Scan the material for the word "source", and copy each line where it shows up.

* RECORDS SHOWN:
============================================================

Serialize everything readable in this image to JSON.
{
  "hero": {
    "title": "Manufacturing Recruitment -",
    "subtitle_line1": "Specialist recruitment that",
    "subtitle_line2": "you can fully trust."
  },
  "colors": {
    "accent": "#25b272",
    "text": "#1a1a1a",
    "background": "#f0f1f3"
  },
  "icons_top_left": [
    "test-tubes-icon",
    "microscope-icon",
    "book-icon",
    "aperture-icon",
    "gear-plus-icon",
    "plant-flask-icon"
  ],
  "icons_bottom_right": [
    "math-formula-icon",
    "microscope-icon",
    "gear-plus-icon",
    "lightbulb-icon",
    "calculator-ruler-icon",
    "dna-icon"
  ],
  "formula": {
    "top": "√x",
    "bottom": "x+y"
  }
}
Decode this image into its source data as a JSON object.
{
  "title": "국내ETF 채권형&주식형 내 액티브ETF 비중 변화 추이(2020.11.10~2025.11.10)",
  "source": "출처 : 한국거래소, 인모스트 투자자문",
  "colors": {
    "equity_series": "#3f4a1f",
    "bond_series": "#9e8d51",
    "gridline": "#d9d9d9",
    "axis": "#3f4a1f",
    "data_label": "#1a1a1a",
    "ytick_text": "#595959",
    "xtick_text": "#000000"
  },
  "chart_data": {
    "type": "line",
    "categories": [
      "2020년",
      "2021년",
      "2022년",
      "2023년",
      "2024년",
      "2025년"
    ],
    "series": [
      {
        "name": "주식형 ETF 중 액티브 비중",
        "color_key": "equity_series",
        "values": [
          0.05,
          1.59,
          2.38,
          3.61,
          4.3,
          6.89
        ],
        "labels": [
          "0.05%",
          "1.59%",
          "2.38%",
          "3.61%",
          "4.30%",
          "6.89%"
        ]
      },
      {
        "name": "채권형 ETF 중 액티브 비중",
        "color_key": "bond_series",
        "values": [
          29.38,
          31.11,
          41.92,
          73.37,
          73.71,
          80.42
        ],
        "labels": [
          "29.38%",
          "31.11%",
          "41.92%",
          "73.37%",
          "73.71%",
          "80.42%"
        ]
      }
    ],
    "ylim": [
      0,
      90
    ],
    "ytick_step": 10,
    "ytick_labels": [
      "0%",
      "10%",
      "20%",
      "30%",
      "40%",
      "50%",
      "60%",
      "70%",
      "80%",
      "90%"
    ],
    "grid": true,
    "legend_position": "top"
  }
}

============================================================

* EXPECTED OUTPUT:
Decode this image into its source data as a JSON object.
  "source": "출처 : 한국거래소, 인모스트 투자자문",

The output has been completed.